* _Work instructions_: Go through the listing and pick out each line with the word "testing" in it.

BEGIN

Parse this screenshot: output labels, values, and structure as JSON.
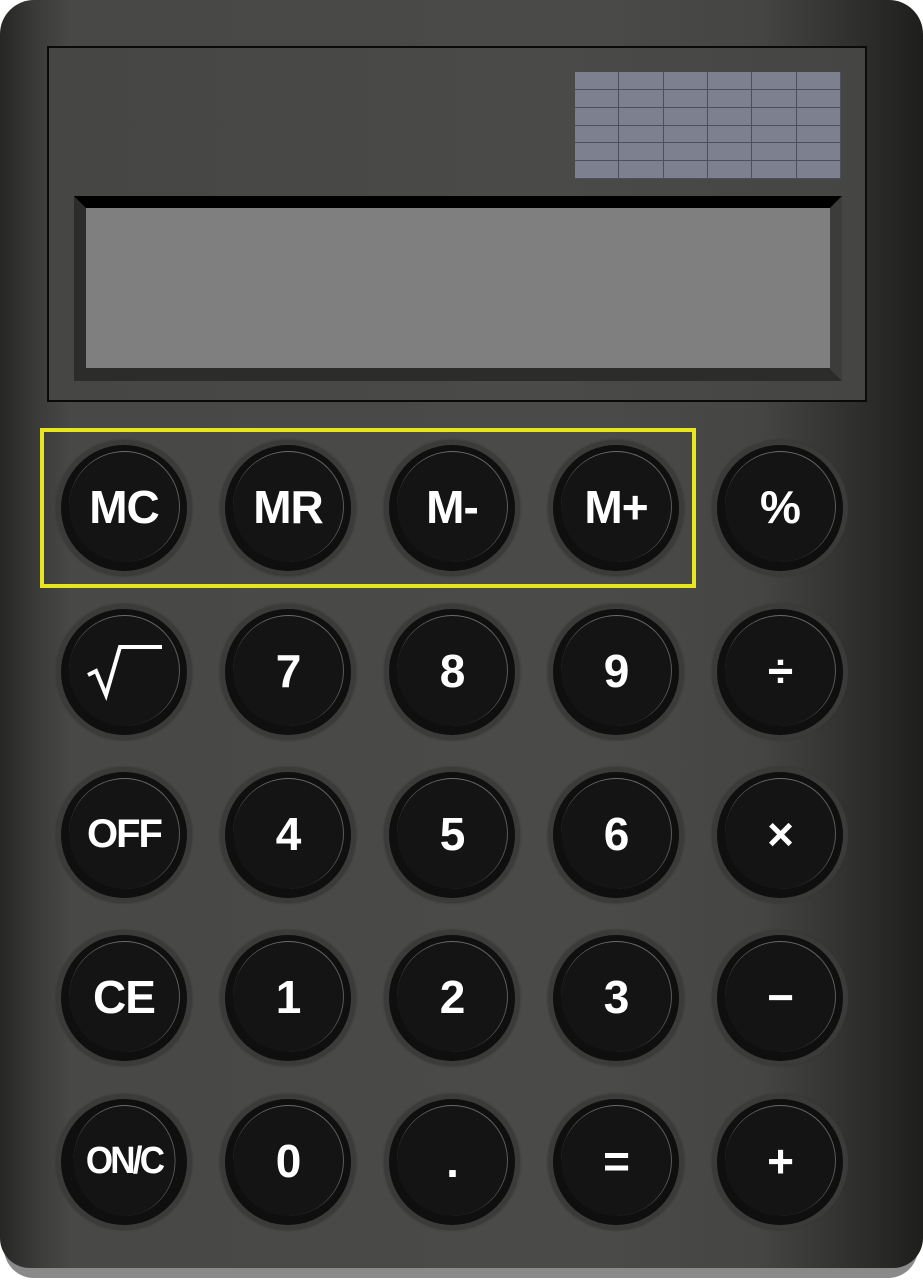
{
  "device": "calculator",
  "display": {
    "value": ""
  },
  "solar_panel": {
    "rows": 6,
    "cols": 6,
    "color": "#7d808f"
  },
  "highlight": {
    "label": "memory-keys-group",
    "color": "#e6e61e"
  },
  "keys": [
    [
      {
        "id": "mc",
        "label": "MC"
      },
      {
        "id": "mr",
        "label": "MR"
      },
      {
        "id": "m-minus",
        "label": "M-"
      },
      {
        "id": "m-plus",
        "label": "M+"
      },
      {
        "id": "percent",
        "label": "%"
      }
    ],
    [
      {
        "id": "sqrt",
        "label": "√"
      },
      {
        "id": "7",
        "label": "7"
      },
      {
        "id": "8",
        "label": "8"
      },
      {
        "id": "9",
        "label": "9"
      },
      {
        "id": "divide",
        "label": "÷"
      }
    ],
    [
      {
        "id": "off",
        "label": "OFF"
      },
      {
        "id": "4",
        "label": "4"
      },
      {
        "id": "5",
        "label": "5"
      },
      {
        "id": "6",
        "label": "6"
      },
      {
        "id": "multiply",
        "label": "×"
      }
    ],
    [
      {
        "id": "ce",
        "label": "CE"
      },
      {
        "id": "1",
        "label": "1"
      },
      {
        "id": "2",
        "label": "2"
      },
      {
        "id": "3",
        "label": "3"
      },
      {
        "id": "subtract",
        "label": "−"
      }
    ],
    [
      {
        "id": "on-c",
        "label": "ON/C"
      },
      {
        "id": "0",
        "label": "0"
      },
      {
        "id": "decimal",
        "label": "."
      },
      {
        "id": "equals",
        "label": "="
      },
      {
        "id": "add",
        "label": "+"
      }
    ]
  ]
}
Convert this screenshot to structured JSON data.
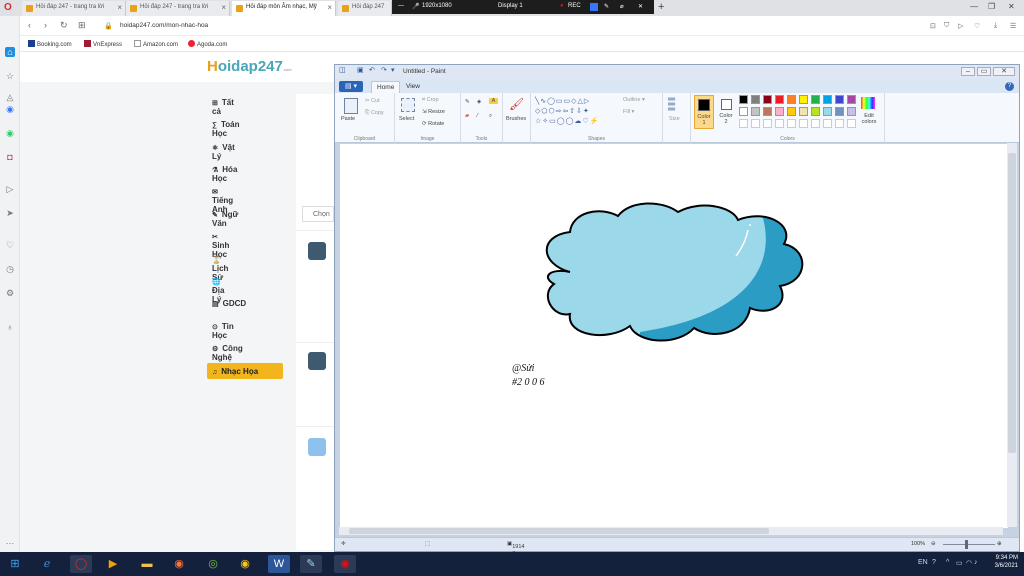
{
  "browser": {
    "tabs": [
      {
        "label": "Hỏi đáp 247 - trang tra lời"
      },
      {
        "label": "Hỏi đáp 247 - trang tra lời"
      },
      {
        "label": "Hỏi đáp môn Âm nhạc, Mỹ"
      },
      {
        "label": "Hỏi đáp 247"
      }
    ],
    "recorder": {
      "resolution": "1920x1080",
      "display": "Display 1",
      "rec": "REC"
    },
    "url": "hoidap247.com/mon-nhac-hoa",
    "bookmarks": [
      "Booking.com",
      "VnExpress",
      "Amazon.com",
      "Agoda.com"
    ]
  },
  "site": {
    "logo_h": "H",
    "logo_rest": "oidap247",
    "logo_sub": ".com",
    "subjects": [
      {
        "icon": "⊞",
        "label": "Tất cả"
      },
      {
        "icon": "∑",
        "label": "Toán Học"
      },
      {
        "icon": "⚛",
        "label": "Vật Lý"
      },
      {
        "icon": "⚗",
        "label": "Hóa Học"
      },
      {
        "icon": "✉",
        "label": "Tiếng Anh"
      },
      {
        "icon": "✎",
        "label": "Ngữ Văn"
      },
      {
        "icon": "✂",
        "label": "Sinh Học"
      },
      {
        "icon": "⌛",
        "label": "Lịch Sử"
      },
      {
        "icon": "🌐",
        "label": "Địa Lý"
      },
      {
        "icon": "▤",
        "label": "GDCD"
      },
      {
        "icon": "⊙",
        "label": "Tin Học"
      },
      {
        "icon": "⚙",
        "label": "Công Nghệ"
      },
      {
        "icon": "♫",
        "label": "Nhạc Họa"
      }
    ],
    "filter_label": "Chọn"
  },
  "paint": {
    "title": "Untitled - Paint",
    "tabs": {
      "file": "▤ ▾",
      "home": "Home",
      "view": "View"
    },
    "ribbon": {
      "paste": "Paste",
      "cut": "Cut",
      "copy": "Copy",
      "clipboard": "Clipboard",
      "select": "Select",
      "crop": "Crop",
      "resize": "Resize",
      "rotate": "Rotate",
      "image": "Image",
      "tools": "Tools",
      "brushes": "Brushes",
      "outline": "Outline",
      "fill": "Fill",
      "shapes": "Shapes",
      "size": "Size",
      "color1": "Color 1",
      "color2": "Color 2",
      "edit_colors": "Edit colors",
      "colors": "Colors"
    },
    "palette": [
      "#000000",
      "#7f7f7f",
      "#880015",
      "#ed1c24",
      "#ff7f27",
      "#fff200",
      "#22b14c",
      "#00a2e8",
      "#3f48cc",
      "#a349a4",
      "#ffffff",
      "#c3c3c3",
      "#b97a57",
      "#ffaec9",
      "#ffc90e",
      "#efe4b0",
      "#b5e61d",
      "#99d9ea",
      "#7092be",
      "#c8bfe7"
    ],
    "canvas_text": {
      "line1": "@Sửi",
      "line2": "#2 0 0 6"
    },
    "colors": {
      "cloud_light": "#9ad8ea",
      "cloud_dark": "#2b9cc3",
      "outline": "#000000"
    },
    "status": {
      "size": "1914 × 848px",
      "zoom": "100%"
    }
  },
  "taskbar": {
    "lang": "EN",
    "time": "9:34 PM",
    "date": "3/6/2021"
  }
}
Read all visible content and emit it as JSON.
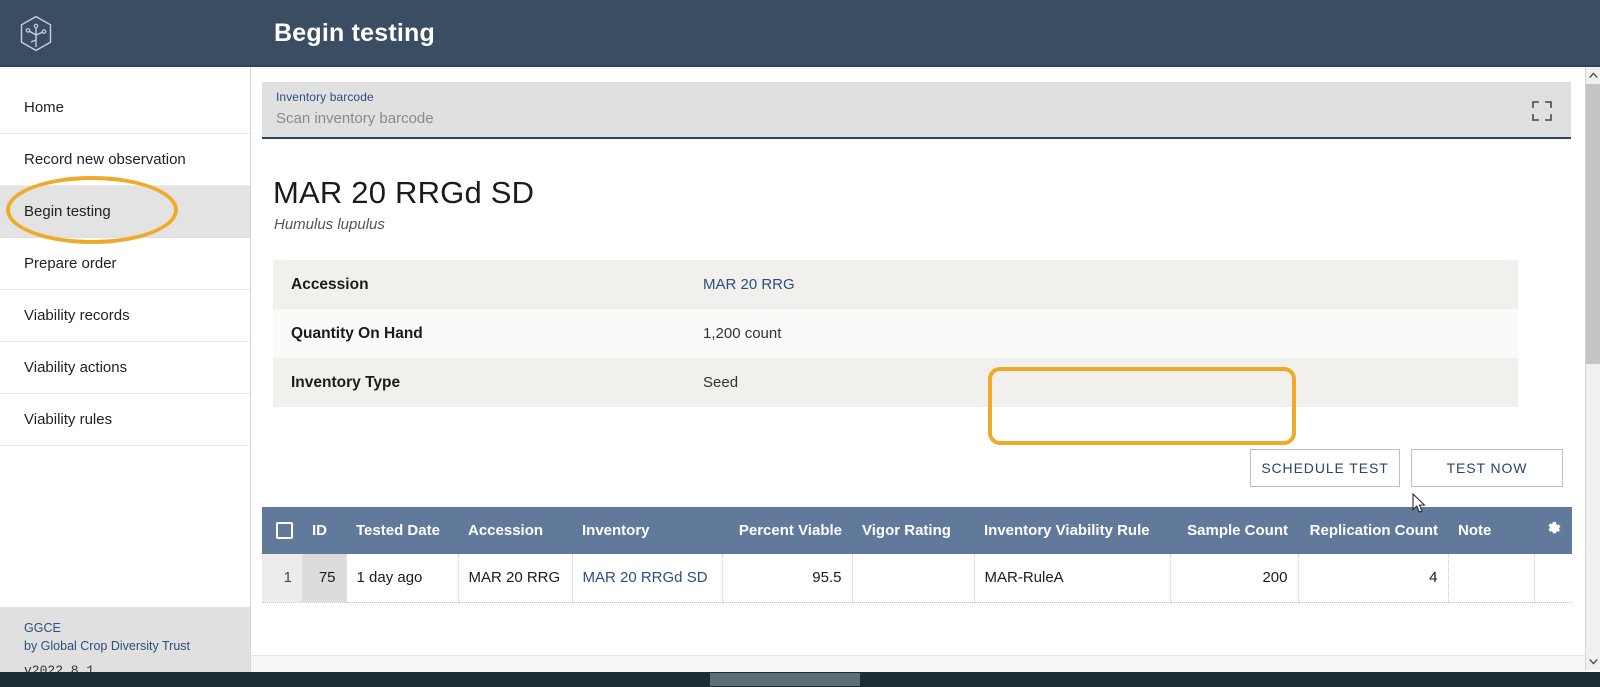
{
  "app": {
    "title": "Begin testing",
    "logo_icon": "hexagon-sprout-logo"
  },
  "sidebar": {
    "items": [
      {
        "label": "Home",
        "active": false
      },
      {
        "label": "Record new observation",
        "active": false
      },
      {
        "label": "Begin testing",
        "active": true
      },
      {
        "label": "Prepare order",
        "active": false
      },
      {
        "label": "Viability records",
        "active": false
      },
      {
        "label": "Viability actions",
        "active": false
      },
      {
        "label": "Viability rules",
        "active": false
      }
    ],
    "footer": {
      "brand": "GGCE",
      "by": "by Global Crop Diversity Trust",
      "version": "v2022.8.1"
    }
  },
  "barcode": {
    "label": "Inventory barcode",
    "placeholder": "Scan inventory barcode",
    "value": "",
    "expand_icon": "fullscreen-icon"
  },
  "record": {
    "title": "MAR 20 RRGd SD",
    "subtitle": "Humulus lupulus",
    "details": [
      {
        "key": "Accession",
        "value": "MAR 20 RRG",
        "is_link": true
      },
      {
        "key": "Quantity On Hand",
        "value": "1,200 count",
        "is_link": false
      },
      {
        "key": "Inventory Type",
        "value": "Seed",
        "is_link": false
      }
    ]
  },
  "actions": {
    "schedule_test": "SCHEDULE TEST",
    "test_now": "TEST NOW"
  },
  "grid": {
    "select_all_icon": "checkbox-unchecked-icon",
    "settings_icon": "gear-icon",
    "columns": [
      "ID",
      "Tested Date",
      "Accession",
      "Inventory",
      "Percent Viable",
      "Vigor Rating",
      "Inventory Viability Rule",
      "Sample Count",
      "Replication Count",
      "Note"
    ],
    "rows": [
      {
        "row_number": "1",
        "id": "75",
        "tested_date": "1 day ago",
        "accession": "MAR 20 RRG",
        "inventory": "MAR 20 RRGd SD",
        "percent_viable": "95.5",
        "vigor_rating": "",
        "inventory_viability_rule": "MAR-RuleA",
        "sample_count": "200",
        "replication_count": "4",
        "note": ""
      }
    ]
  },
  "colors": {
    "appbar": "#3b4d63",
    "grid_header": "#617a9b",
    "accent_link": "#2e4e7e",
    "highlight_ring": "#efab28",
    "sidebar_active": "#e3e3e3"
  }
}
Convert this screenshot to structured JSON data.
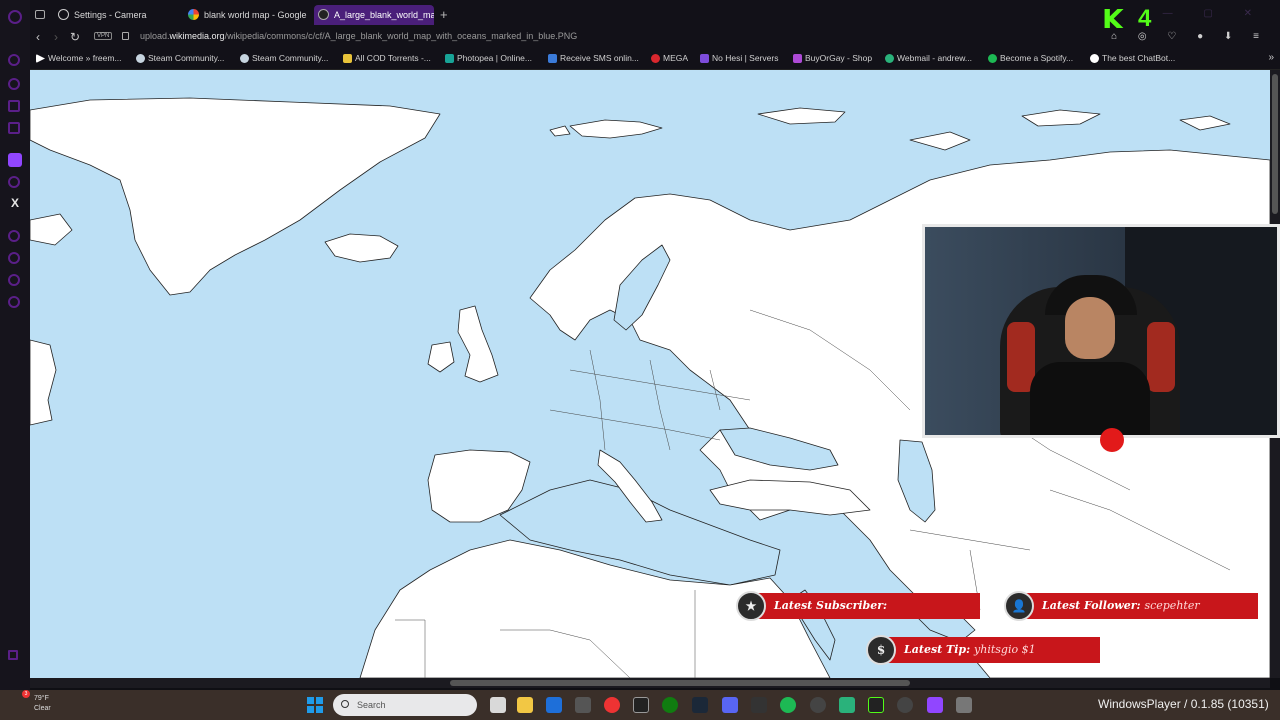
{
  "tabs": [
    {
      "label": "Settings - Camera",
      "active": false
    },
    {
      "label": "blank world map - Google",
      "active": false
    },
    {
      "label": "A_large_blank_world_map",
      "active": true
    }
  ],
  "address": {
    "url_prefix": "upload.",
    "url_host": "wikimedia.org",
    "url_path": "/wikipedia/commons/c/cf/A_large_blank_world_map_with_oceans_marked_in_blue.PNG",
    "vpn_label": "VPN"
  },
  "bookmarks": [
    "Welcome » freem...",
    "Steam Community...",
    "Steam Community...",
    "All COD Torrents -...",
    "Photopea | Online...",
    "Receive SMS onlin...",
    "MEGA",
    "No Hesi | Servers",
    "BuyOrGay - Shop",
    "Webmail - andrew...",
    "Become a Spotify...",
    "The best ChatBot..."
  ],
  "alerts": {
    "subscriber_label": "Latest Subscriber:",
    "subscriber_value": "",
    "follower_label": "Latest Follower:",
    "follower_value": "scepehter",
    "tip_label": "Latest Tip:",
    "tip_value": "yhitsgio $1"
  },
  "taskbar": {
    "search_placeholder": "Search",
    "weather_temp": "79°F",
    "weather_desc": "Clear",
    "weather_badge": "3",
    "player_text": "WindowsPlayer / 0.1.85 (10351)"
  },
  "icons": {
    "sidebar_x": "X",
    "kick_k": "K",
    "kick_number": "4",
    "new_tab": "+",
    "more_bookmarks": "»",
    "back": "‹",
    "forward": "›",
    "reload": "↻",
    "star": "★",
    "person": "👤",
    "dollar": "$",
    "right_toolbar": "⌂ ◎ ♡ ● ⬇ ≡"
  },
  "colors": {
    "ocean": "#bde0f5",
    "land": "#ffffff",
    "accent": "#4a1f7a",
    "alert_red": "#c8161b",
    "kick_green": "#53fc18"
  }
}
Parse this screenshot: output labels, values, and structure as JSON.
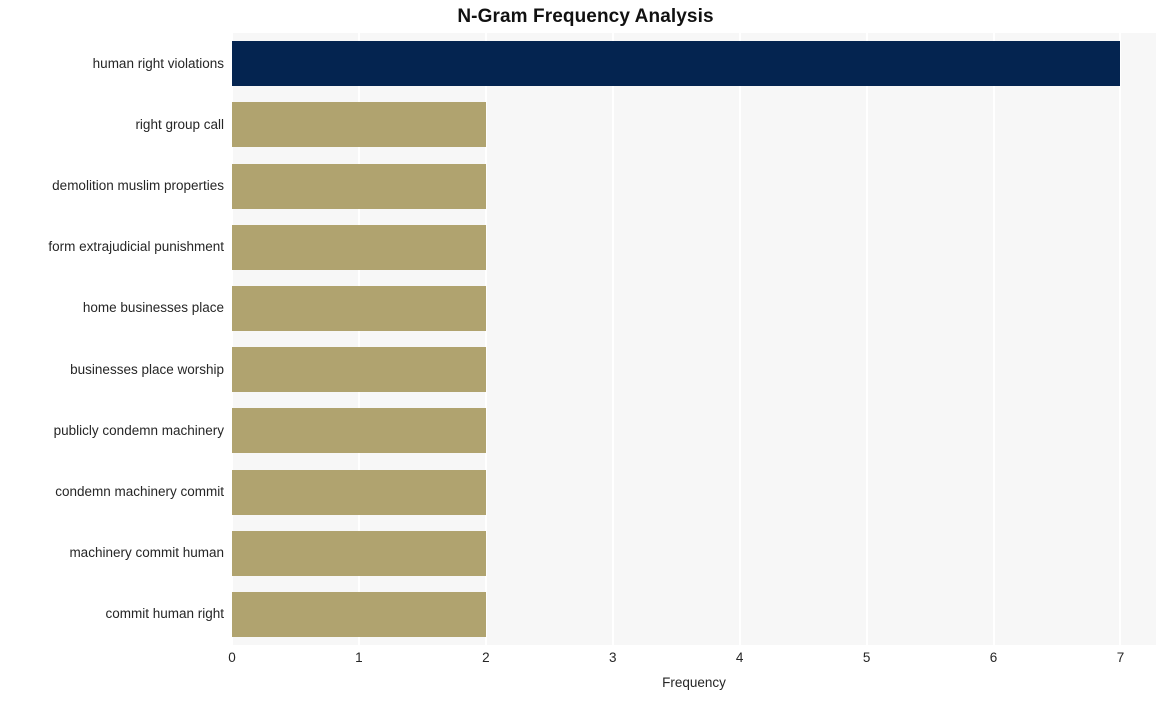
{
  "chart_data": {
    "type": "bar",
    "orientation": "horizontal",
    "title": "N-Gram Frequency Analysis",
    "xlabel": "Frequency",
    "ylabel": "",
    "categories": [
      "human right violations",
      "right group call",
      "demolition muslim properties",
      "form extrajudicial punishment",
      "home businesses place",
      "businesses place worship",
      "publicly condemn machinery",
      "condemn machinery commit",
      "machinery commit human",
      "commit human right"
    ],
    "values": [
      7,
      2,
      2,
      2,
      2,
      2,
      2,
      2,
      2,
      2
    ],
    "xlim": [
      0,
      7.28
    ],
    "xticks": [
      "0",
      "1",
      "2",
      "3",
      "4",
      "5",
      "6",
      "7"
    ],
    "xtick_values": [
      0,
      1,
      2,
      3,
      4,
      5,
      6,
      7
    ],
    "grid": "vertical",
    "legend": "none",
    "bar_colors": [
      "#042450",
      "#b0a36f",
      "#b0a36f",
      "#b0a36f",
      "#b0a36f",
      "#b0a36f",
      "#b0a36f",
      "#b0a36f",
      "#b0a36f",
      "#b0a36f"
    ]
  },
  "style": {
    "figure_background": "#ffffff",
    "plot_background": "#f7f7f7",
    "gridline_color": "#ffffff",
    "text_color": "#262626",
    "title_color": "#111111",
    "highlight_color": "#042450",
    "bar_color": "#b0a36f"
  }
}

END

* _Result of this exercise_:
    "title": "Begin testing",
        "label": "Begin testing",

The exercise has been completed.